> **MATERIAL SHOWN**
<<<<
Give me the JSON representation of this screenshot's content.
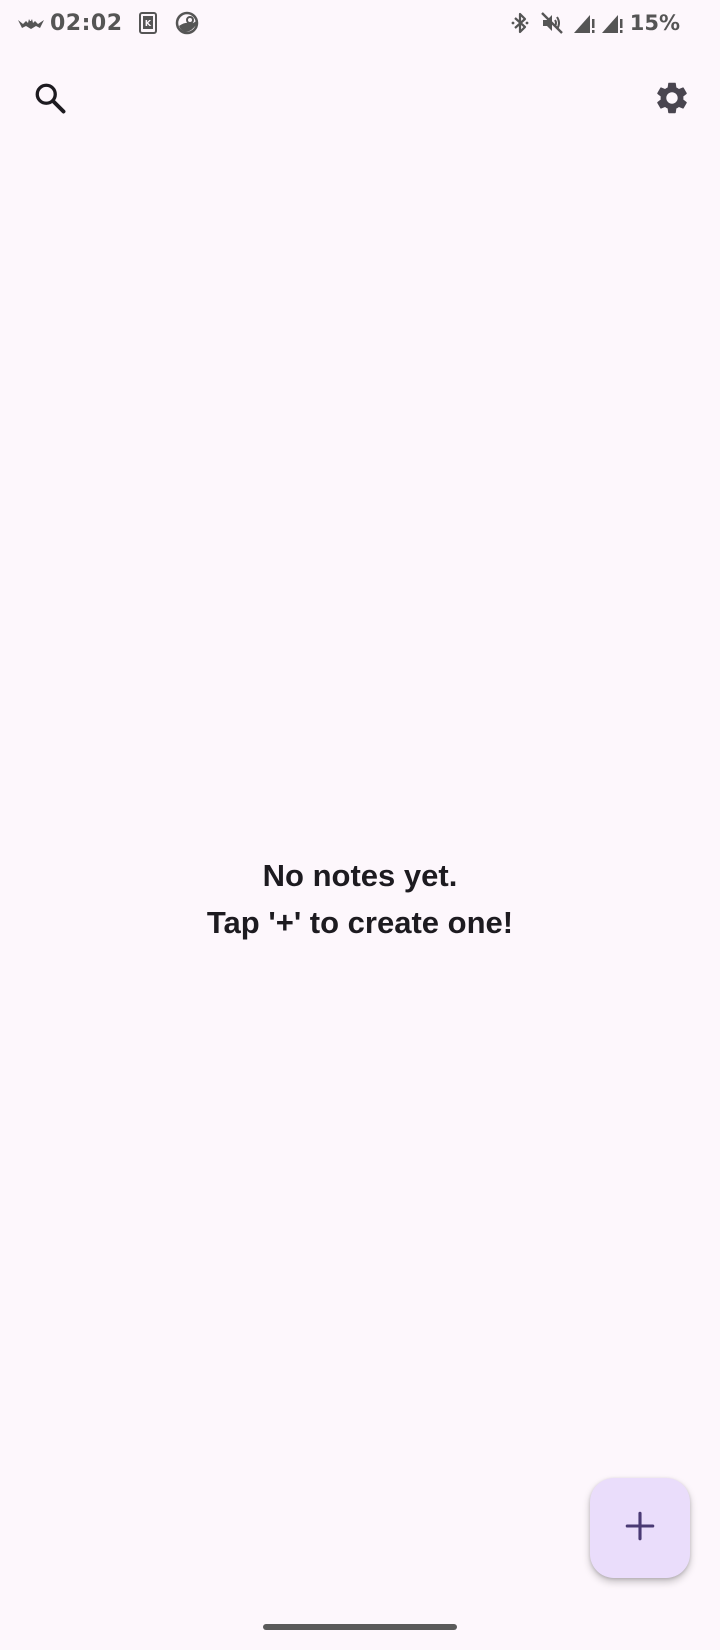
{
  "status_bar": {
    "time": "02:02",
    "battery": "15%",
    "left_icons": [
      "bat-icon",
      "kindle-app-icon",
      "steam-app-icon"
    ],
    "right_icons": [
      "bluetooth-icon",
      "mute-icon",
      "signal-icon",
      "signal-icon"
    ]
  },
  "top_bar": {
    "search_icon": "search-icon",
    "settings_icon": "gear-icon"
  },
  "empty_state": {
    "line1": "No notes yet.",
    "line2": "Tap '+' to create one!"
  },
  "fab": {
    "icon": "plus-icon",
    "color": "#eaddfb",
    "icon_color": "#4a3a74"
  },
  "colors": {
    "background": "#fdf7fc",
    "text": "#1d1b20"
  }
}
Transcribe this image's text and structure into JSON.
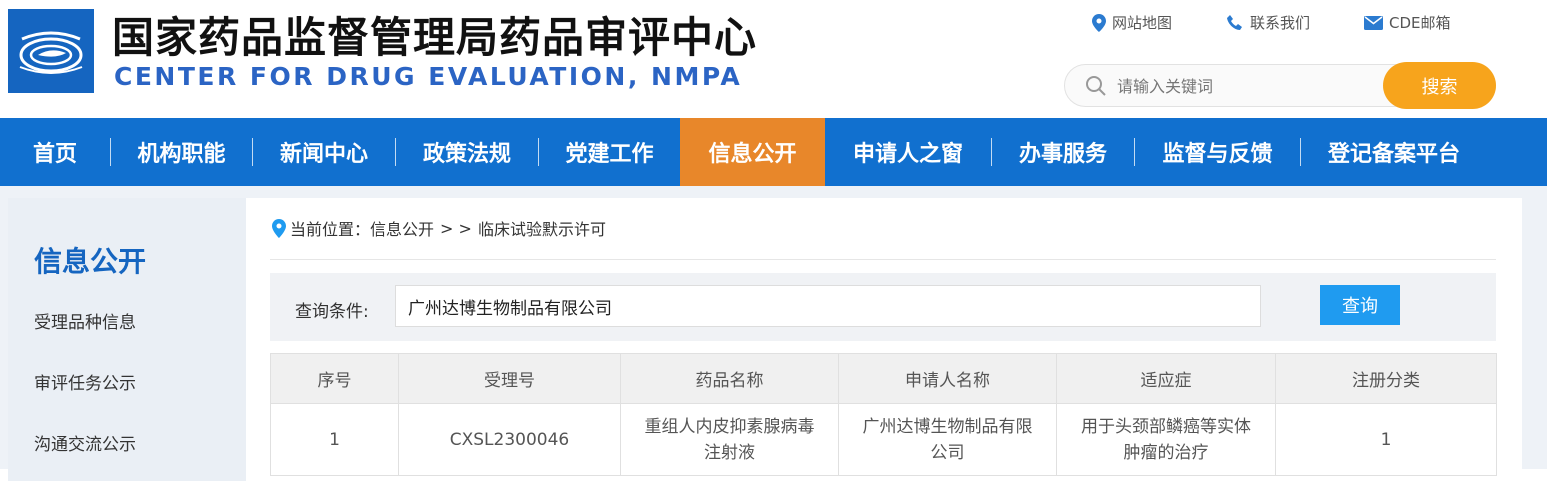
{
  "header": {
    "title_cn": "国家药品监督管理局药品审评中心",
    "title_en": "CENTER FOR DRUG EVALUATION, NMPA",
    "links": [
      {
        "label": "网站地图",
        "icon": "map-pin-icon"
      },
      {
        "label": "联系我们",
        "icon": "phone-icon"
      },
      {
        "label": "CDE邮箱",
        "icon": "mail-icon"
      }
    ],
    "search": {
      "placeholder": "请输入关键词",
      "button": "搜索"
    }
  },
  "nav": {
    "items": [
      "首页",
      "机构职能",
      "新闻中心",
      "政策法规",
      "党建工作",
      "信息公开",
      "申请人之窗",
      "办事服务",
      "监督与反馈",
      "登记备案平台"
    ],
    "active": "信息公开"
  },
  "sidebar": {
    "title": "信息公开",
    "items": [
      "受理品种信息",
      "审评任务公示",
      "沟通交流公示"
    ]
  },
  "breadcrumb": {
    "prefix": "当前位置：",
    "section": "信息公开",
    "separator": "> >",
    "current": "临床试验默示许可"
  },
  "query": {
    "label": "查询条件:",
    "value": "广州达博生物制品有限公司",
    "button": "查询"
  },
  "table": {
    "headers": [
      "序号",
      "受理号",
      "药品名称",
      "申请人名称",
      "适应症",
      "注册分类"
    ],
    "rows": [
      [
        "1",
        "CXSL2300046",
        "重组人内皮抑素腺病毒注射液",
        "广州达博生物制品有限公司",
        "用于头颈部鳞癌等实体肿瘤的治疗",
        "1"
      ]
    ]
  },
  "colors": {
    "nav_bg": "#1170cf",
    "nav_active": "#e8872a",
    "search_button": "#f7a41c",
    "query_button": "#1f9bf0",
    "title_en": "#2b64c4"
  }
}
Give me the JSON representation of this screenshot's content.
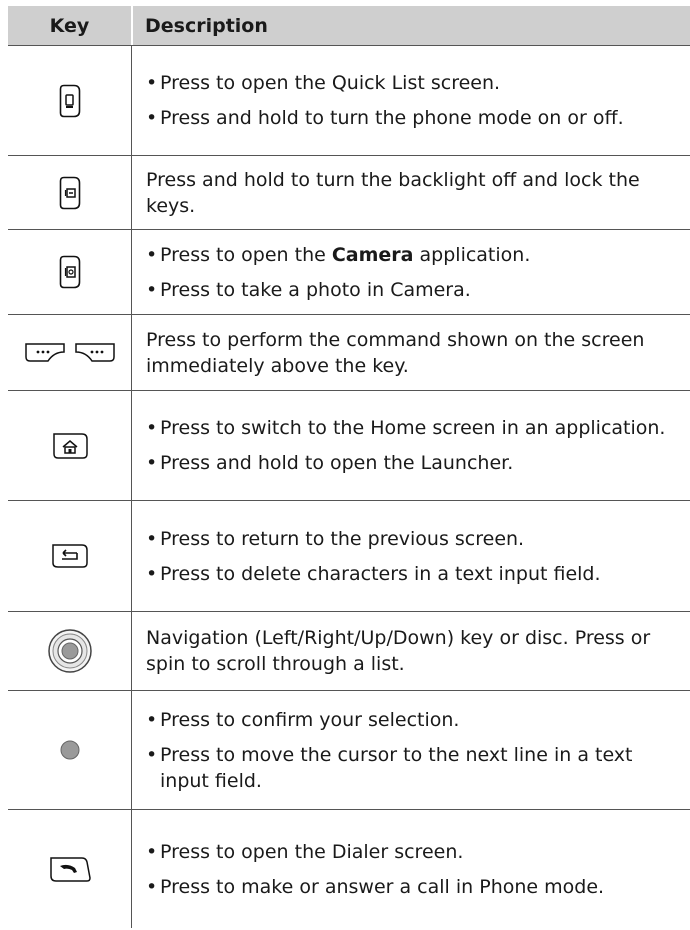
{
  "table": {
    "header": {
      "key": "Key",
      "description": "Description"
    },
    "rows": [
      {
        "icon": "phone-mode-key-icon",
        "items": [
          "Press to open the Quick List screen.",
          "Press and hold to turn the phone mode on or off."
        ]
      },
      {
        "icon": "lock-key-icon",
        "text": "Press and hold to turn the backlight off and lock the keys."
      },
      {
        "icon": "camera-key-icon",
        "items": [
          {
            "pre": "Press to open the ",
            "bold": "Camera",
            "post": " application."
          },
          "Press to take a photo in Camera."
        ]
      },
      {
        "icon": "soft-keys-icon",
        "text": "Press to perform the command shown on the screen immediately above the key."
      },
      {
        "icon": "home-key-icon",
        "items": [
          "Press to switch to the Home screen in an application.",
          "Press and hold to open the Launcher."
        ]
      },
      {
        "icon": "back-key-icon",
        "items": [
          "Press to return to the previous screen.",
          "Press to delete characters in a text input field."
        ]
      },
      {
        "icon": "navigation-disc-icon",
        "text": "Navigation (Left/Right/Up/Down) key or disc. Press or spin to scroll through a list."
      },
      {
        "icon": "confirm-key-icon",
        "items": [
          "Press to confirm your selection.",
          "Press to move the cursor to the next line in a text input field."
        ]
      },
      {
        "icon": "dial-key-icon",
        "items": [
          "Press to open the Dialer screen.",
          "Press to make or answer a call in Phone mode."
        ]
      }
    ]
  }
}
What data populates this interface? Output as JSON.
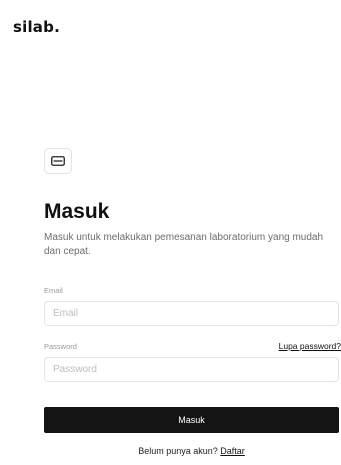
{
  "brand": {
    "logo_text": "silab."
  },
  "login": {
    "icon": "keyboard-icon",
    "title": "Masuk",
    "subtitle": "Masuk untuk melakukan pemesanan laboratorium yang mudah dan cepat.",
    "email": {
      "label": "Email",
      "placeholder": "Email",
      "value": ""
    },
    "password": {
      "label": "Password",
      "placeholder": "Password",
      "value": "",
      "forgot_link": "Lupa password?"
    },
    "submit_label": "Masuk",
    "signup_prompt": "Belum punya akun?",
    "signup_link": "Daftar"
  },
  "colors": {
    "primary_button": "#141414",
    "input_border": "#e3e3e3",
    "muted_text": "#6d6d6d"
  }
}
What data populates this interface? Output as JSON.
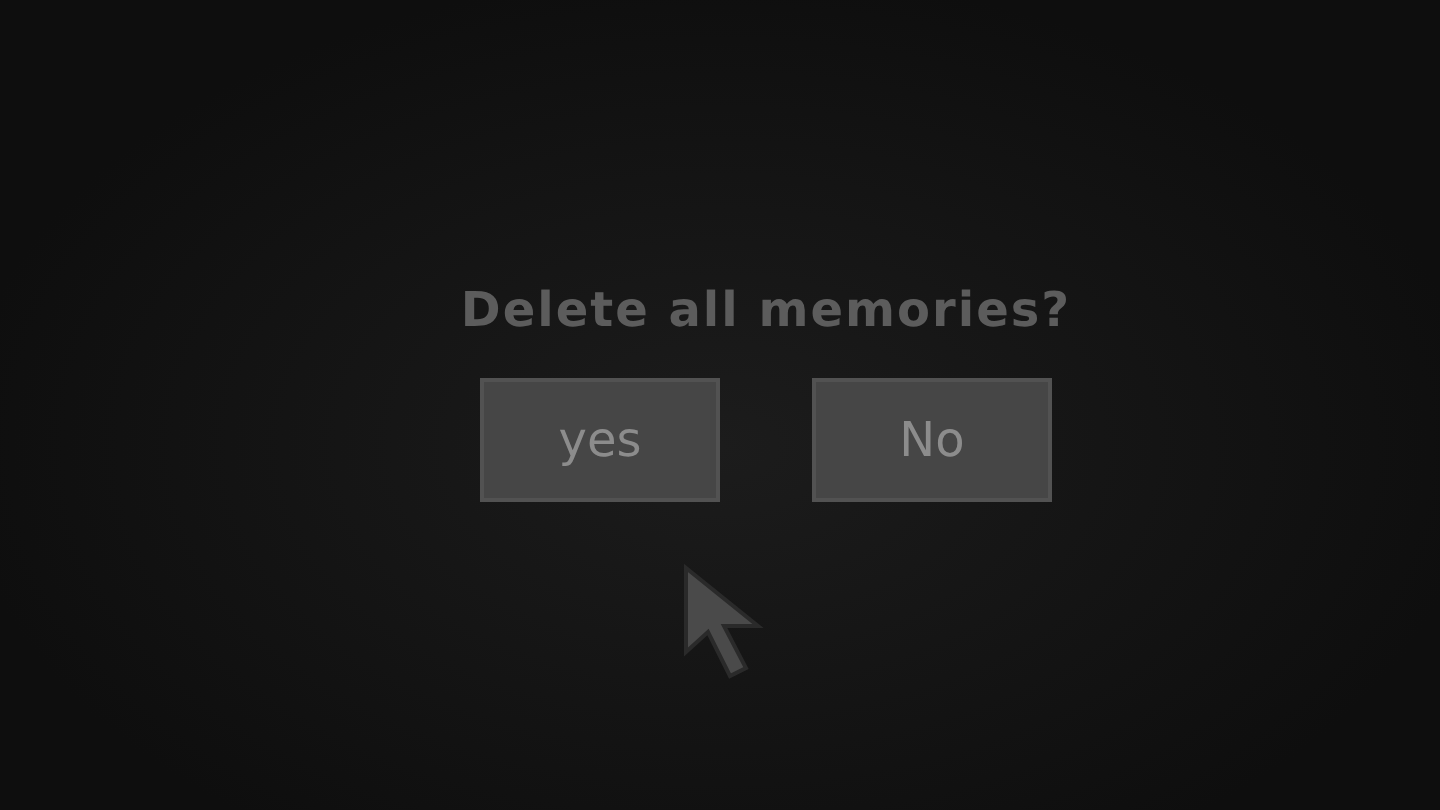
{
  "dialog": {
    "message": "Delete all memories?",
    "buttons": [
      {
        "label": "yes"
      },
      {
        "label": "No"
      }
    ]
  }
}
>>>>
> **PROMPT**
Reproduce the data above in full, exactly as it is, with the pictures left out.

> **REPLY**
Give me the JSON representation of this screenshot's content.
{
  "status_bar": {
    "time": "02:02",
    "battery": "15%",
    "left_icons": [
      "bat-icon",
      "kindle-app-icon",
      "steam-app-icon"
    ],
    "right_icons": [
      "bluetooth-icon",
      "mute-icon",
      "signal-icon",
      "signal-icon"
    ]
  },
  "top_bar": {
    "search_icon": "search-icon",
    "settings_icon": "gear-icon"
  },
  "empty_state": {
    "line1": "No notes yet.",
    "line2": "Tap '+' to create one!"
  },
  "fab": {
    "icon": "plus-icon",
    "color": "#eaddfb",
    "icon_color": "#4a3a74"
  },
  "colors": {
    "background": "#fdf7fc",
    "text": "#1d1b20"
  }
}
Transcribe this image's text and structure into JSON.
{
  "header": {
    "title_cn": "国家药品监督管理局药品审评中心",
    "title_en": "CENTER FOR DRUG EVALUATION, NMPA",
    "links": [
      {
        "label": "网站地图",
        "icon": "map-pin-icon"
      },
      {
        "label": "联系我们",
        "icon": "phone-icon"
      },
      {
        "label": "CDE邮箱",
        "icon": "mail-icon"
      }
    ],
    "search": {
      "placeholder": "请输入关键词",
      "button": "搜索"
    }
  },
  "nav": {
    "items": [
      "首页",
      "机构职能",
      "新闻中心",
      "政策法规",
      "党建工作",
      "信息公开",
      "申请人之窗",
      "办事服务",
      "监督与反馈",
      "登记备案平台"
    ],
    "active": "信息公开"
  },
  "sidebar": {
    "title": "信息公开",
    "items": [
      "受理品种信息",
      "审评任务公示",
      "沟通交流公示"
    ]
  },
  "breadcrumb": {
    "prefix": "当前位置：",
    "section": "信息公开",
    "separator": "> >",
    "current": "临床试验默示许可"
  },
  "query": {
    "label": "查询条件:",
    "value": "广州达博生物制品有限公司",
    "button": "查询"
  },
  "table": {
    "headers": [
      "序号",
      "受理号",
      "药品名称",
      "申请人名称",
      "适应症",
      "注册分类"
    ],
    "rows": [
      [
        "1",
        "CXSL2300046",
        "重组人内皮抑素腺病毒注射液",
        "广州达博生物制品有限公司",
        "用于头颈部鳞癌等实体肿瘤的治疗",
        "1"
      ]
    ]
  },
  "colors": {
    "nav_bg": "#1170cf",
    "nav_active": "#e8872a",
    "search_button": "#f7a41c",
    "query_button": "#1f9bf0",
    "title_en": "#2b64c4"
  }
}
Give me the JSON representation of this screenshot's content.
{
  "table": {
    "header": {
      "key": "Key",
      "description": "Description"
    },
    "rows": [
      {
        "icon": "phone-mode-key-icon",
        "items": [
          "Press to open the Quick List screen.",
          "Press and hold to turn the phone mode on or off."
        ]
      },
      {
        "icon": "lock-key-icon",
        "text": "Press and hold to turn the backlight off and lock the keys."
      },
      {
        "icon": "camera-key-icon",
        "items": [
          {
            "pre": "Press to open the ",
            "bold": "Camera",
            "post": " application."
          },
          "Press to take a photo in Camera."
        ]
      },
      {
        "icon": "soft-keys-icon",
        "text": "Press to perform the command shown on the screen immediately above the key."
      },
      {
        "icon": "home-key-icon",
        "items": [
          "Press to switch to the Home screen in an application.",
          "Press and hold to open the Launcher."
        ]
      },
      {
        "icon": "back-key-icon",
        "items": [
          "Press to return to the previous screen.",
          "Press to delete characters in a text input field."
        ]
      },
      {
        "icon": "navigation-disc-icon",
        "text": "Navigation (Left/Right/Up/Down) key or disc. Press or spin to scroll through a list."
      },
      {
        "icon": "confirm-key-icon",
        "items": [
          "Press to confirm your selection.",
          "Press to move the cursor to the next line in a text input field."
        ]
      },
      {
        "icon": "dial-key-icon",
        "items": [
          "Press to open the Dialer screen.",
          "Press to make or answer a call in Phone mode."
        ]
      }
    ]
  }
}
What data populates this interface? Output as JSON.
{
  "brand": {
    "logo_text": "silab."
  },
  "login": {
    "icon": "keyboard-icon",
    "title": "Masuk",
    "subtitle": "Masuk untuk melakukan pemesanan laboratorium yang mudah dan cepat.",
    "email": {
      "label": "Email",
      "placeholder": "Email",
      "value": ""
    },
    "password": {
      "label": "Password",
      "placeholder": "Password",
      "value": "",
      "forgot_link": "Lupa password?"
    },
    "submit_label": "Masuk",
    "signup_prompt": "Belum punya akun?",
    "signup_link": "Daftar"
  },
  "colors": {
    "primary_button": "#141414",
    "input_border": "#e3e3e3",
    "muted_text": "#6d6d6d"
  }
}
What data populates this interface? Output as JSON.
{
  "dialog": {
    "message": "Delete all memories?",
    "buttons": [
      {
        "label": "yes"
      },
      {
        "label": "No"
      }
    ]
  }
}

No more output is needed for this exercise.